Request: Extract every line of the material that holds the string "triangle".

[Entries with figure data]

******

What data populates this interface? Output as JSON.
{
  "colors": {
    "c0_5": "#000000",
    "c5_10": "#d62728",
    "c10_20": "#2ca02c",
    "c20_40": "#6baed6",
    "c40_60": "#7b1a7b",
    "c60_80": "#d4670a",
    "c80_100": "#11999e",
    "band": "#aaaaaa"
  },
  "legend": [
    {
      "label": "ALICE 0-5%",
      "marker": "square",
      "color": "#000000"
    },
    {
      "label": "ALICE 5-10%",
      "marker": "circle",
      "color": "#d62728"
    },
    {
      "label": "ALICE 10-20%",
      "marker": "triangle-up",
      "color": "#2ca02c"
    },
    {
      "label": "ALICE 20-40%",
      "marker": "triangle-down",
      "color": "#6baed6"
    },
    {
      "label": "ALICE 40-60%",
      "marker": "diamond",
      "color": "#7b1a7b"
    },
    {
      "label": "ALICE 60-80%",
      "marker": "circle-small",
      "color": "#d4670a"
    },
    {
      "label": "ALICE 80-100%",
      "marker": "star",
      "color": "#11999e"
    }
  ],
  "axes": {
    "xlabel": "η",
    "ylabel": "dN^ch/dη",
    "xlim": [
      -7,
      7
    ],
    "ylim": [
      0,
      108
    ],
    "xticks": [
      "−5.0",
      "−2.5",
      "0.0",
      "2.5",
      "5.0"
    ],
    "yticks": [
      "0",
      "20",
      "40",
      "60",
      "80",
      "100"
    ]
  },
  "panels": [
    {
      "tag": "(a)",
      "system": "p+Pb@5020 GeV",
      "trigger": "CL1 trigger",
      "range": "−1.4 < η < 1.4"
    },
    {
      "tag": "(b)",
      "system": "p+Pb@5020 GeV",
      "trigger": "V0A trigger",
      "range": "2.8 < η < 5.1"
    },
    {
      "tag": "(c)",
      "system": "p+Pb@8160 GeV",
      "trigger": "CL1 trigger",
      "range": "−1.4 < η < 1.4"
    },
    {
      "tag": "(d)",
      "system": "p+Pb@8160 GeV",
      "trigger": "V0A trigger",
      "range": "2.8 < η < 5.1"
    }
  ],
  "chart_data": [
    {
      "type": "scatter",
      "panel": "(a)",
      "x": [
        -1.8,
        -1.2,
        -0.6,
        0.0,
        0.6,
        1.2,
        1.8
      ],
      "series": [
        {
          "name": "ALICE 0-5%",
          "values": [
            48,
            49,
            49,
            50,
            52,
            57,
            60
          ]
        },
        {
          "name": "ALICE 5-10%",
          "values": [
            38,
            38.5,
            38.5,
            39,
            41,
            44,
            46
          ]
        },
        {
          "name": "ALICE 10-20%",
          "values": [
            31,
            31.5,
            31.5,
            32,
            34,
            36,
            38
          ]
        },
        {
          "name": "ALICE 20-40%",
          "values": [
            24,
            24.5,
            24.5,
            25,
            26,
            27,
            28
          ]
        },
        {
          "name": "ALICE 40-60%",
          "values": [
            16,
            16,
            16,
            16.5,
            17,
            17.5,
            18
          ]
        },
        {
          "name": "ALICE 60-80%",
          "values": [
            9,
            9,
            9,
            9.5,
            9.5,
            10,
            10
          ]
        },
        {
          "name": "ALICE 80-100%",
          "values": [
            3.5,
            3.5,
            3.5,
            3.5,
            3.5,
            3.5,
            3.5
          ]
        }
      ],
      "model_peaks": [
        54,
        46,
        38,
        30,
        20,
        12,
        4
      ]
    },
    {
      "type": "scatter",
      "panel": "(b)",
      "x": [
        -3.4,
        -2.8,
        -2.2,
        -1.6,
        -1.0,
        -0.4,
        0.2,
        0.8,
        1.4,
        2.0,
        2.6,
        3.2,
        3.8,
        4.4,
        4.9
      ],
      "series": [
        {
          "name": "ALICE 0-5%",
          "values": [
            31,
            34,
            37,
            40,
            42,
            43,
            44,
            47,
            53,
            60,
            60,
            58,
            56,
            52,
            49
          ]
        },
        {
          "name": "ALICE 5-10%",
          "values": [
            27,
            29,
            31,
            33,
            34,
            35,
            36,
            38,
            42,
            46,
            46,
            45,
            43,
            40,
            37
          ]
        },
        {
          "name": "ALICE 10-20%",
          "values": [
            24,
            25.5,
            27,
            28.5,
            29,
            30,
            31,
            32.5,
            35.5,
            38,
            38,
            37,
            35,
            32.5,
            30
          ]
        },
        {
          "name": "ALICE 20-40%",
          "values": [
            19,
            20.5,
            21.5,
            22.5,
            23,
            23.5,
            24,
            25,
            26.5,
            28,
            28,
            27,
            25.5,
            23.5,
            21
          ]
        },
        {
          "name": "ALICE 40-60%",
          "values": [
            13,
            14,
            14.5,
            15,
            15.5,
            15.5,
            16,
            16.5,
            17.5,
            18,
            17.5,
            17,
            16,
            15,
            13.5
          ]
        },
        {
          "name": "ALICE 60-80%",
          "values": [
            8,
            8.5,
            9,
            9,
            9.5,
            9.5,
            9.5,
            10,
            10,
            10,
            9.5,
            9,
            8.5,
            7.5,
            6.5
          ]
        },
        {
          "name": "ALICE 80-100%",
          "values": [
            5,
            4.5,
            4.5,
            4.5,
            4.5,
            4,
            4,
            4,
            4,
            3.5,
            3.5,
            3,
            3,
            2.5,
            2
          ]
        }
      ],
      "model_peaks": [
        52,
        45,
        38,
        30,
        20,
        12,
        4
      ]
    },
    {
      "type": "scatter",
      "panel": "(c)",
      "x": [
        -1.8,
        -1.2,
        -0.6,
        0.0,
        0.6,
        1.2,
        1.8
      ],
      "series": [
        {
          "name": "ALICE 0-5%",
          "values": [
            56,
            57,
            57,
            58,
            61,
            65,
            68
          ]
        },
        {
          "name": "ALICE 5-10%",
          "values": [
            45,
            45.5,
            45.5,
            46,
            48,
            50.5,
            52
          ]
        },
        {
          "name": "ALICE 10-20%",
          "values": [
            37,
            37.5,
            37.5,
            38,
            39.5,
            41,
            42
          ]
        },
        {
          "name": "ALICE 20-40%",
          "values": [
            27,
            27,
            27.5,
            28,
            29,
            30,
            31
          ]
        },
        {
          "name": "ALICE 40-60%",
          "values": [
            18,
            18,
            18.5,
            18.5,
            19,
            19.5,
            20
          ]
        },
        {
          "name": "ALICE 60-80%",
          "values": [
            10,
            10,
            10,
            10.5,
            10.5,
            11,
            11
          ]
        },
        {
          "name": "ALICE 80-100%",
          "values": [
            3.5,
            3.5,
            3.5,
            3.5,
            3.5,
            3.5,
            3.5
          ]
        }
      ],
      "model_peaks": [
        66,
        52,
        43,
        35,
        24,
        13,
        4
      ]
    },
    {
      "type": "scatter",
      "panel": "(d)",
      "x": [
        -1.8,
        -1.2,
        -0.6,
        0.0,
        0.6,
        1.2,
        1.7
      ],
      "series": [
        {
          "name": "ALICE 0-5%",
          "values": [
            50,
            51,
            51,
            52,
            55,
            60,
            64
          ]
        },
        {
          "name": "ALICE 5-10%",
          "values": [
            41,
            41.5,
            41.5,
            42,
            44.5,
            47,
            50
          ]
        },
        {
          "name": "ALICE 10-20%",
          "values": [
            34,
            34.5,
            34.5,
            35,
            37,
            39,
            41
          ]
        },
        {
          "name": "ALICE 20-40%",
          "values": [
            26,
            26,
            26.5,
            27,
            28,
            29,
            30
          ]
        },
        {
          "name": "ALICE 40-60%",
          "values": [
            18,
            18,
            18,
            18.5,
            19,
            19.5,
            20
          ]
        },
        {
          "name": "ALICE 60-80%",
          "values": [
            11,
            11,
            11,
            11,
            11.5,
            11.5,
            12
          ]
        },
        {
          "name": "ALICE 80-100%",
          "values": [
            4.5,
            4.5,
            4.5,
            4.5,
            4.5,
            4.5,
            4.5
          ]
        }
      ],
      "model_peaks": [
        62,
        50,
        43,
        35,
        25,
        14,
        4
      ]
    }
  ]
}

******

Problem solution:
      "marker": "triangle-up",
      "marker": "triangle-down",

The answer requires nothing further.